- _Problem details_
All of the records listed below should be retyped exactly.

Stored data
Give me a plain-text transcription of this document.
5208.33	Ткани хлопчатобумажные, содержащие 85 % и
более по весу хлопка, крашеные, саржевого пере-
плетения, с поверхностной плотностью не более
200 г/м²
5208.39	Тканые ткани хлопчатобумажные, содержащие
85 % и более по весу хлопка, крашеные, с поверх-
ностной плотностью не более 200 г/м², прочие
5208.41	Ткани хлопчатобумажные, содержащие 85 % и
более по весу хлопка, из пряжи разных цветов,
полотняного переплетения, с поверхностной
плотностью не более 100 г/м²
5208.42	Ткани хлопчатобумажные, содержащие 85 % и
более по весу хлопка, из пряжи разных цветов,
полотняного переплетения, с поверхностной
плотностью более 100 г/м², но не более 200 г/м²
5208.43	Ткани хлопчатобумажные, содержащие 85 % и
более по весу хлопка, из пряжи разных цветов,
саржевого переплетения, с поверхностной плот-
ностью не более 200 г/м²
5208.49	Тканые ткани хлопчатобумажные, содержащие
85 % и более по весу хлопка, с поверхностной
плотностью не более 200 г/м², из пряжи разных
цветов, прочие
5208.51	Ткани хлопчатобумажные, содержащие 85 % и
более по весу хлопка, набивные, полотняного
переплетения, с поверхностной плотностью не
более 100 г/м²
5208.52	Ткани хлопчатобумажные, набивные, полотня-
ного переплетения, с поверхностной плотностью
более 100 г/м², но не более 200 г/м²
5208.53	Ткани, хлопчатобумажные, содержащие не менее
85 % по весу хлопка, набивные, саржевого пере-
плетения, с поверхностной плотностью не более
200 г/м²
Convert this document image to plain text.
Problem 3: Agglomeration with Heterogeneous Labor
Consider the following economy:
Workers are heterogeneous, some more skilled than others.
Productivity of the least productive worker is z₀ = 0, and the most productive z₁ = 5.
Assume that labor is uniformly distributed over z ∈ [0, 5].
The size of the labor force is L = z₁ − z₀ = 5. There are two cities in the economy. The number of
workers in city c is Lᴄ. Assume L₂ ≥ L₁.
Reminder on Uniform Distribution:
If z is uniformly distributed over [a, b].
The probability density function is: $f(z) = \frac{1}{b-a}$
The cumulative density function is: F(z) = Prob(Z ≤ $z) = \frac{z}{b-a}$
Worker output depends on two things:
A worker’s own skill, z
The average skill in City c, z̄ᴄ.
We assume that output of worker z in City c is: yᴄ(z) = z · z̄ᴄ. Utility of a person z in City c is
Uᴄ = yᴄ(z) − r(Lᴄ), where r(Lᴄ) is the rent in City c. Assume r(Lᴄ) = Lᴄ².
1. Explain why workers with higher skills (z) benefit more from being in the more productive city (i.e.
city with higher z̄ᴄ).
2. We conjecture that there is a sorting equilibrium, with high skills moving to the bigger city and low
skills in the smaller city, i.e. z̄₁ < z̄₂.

- _Output of the exercise_
Give me a plain-text transcription of this document.
5208.33	Ткани хлопчатобумажные, содержащие 85 % и
более по весу хлопка, крашеные, саржевого пере-
плетения, с поверхностной плотностью не более
200 г/м²
5208.39	Тканые ткани хлопчатобумажные, содержащие
85 % и более по весу хлопка, крашеные, с поверх-
ностной плотностью не более 200 г/м², прочие
5208.41	Ткани хлопчатобумажные, содержащие 85 % и
более по весу хлопка, из пряжи разных цветов,
полотняного переплетения, с поверхностной
плотностью не более 100 г/м²
5208.42	Ткани хлопчатобумажные, содержащие 85 % и
более по весу хлопка, из пряжи разных цветов,
полотняного переплетения, с поверхностной
плотностью более 100 г/м², но не более 200 г/м²
5208.43	Ткани хлопчатобумажные, содержащие 85 % и
более по весу хлопка, из пряжи разных цветов,
саржевого переплетения, с поверхностной плот-
ностью не более 200 г/м²
5208.49	Тканые ткани хлопчатобумажные, содержащие
85 % и более по весу хлопка, с поверхностной
плотностью не более 200 г/м², из пряжи разных
цветов, прочие
5208.51	Ткани хлопчатобумажные, содержащие 85 % и
более по весу хлопка, набивные, полотняного
переплетения, с поверхностной плотностью не
более 100 г/м²
5208.52	Ткани хлопчатобумажные, набивные, полотня-
ного переплетения, с поверхностной плотностью
более 100 г/м², но не более 200 г/м²
5208.53	Ткани, хлопчатобумажные, содержащие не менее
85 % по весу хлопка, набивные, саржевого пере-
плетения, с поверхностной плотностью не более
200 г/м²
Convert this document image to plain text.
Problem 3: Agglomeration with Heterogeneous Labor
Consider the following economy:
Workers are heterogeneous, some more skilled than others.
Productivity of the least productive worker is z₀ = 0, and the most productive z₁ = 5.
Assume that labor is uniformly distributed over z ∈ [0, 5].
The size of the labor force is L = z₁ − z₀ = 5. There are two cities in the economy. The number of
workers in city c is Lᴄ. Assume L₂ ≥ L₁.
Reminder on Uniform Distribution:
If z is uniformly distributed over [a, b].
The probability density function is: $f(z) = \frac{1}{b-a}$
The cumulative density function is: F(z) = Prob(Z ≤ $z) = \frac{z}{b-a}$
Worker output depends on two things:
A worker’s own skill, z
The average skill in City c, z̄ᴄ.
We assume that output of worker z in City c is: yᴄ(z) = z · z̄ᴄ. Utility of a person z in City c is
Uᴄ = yᴄ(z) − r(Lᴄ), where r(Lᴄ) is the rent in City c. Assume r(Lᴄ) = Lᴄ².
1. Explain why workers with higher skills (z) benefit more from being in the more productive city (i.e.
city with higher z̄ᴄ).
2. We conjecture that there is a sorting equilibrium, with high skills moving to the bigger city and low
skills in the smaller city, i.e. z̄₁ < z̄₂.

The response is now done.